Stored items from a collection
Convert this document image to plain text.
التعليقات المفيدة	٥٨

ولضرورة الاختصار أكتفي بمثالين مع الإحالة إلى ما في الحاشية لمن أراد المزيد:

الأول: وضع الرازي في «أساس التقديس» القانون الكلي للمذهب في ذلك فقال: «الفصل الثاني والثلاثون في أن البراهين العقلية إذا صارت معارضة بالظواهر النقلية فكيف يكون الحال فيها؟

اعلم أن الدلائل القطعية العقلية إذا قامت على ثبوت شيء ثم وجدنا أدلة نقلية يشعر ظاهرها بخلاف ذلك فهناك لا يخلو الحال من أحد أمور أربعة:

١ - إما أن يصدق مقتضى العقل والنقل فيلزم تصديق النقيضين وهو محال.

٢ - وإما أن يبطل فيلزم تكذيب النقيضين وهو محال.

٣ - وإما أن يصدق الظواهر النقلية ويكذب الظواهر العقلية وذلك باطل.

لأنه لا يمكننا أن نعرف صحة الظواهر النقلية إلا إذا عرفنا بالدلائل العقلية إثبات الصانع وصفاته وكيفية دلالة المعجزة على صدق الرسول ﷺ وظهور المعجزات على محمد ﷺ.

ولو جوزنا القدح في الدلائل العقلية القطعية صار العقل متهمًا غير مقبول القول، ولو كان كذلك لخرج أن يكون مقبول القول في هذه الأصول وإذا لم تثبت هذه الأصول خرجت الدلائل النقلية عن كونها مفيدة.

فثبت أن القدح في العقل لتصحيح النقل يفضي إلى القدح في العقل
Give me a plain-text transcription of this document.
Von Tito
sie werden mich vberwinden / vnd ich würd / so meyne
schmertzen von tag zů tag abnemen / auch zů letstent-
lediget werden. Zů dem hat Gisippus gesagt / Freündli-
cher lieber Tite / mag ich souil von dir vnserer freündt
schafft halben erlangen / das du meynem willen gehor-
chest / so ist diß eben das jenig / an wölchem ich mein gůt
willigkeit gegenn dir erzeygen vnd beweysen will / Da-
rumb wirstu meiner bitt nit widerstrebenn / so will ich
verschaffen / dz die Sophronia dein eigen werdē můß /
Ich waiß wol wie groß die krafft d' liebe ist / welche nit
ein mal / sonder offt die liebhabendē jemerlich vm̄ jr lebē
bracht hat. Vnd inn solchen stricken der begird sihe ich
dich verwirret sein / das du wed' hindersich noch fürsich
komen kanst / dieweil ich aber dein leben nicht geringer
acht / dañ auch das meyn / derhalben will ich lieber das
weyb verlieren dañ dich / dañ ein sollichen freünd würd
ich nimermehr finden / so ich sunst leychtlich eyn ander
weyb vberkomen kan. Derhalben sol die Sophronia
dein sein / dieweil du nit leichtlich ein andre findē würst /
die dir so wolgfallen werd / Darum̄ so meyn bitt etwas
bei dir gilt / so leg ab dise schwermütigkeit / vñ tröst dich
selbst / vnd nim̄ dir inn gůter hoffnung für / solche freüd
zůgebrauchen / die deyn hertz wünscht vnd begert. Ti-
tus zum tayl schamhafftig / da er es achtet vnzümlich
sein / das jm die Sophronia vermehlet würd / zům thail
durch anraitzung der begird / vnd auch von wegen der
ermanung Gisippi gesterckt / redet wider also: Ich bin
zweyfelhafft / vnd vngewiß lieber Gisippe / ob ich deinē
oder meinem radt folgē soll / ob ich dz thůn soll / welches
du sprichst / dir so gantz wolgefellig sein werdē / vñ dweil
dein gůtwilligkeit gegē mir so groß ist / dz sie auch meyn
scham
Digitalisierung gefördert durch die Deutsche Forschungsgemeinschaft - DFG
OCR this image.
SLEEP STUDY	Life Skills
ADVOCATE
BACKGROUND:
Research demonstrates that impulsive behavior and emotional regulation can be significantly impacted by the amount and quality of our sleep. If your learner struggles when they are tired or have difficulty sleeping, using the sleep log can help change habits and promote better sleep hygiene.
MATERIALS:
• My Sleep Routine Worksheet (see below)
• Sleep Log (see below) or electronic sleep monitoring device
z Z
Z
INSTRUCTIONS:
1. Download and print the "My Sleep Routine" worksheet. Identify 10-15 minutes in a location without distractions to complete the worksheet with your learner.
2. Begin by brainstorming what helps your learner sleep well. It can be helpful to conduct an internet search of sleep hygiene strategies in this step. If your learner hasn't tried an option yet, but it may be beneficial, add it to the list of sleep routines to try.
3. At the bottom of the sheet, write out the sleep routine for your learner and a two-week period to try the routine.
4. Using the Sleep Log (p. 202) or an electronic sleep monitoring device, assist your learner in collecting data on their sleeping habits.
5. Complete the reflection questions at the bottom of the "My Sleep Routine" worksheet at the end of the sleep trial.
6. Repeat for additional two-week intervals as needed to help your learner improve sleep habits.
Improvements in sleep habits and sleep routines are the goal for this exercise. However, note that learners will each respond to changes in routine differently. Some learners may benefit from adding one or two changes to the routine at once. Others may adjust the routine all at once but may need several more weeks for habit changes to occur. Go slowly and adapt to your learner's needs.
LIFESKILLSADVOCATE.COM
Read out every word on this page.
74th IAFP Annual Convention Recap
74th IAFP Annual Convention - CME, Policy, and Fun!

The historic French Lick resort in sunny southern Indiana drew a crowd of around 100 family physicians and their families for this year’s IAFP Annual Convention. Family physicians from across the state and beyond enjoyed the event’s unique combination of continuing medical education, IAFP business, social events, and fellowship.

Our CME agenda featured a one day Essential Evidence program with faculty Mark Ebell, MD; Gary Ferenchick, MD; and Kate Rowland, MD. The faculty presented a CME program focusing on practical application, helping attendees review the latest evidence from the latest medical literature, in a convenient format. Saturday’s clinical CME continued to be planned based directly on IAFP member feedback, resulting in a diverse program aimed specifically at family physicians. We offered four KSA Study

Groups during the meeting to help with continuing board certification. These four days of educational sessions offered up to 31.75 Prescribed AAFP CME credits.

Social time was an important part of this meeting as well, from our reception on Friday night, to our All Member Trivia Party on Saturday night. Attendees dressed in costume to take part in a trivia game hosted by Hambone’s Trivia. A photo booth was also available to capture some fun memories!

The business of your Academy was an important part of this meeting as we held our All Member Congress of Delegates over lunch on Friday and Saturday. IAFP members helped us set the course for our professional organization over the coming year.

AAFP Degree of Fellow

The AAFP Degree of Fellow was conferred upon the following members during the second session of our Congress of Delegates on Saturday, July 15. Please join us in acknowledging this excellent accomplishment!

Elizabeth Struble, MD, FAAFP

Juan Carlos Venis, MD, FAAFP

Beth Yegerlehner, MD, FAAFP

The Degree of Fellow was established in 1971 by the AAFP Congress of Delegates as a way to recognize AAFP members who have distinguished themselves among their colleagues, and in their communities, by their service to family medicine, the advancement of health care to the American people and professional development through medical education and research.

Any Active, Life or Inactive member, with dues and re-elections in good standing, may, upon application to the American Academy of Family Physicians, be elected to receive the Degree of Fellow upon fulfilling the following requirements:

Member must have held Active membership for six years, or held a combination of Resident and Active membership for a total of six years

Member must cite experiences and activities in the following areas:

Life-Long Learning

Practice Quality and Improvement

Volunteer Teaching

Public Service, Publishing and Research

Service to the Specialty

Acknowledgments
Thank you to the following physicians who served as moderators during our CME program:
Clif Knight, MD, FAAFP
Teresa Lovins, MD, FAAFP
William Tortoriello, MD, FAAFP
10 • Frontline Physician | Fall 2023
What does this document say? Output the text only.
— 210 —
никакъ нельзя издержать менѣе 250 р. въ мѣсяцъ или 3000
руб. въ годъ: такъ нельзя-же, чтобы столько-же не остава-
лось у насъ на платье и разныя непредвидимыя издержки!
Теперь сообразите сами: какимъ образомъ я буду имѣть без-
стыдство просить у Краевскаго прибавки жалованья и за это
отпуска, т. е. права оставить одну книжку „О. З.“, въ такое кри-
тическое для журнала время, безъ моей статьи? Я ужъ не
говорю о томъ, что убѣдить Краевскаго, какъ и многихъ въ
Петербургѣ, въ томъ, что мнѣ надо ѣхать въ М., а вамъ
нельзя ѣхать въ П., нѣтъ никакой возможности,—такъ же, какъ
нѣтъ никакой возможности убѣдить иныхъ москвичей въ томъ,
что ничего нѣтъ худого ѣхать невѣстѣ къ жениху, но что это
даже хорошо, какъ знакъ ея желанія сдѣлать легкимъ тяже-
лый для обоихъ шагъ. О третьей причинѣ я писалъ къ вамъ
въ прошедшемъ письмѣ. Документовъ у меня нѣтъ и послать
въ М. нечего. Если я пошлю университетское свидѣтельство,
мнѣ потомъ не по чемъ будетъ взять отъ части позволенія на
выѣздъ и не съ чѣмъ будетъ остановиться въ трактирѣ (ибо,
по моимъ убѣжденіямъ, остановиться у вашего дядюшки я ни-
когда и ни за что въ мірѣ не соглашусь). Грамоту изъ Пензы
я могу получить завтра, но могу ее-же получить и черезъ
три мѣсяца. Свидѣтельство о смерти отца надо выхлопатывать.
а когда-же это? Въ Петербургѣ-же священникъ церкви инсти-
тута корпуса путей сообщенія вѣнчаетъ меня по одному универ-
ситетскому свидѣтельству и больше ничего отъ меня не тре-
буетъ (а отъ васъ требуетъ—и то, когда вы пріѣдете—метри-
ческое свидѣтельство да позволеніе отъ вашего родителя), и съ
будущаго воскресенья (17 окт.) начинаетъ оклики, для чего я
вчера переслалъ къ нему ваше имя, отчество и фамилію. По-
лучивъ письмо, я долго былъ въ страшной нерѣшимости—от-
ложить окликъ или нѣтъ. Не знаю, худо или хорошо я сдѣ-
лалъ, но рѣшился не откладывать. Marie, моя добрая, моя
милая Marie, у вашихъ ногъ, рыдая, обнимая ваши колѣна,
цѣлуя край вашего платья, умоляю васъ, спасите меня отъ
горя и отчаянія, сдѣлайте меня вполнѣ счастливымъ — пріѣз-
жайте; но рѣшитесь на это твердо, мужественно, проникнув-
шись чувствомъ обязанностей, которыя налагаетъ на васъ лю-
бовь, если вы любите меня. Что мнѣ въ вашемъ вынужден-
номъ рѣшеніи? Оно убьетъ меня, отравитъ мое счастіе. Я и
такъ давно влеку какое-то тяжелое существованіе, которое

Directions for this task:
Of the lines in the data above, how many contain the word "محال"? Give only that figure.

Complete response:
2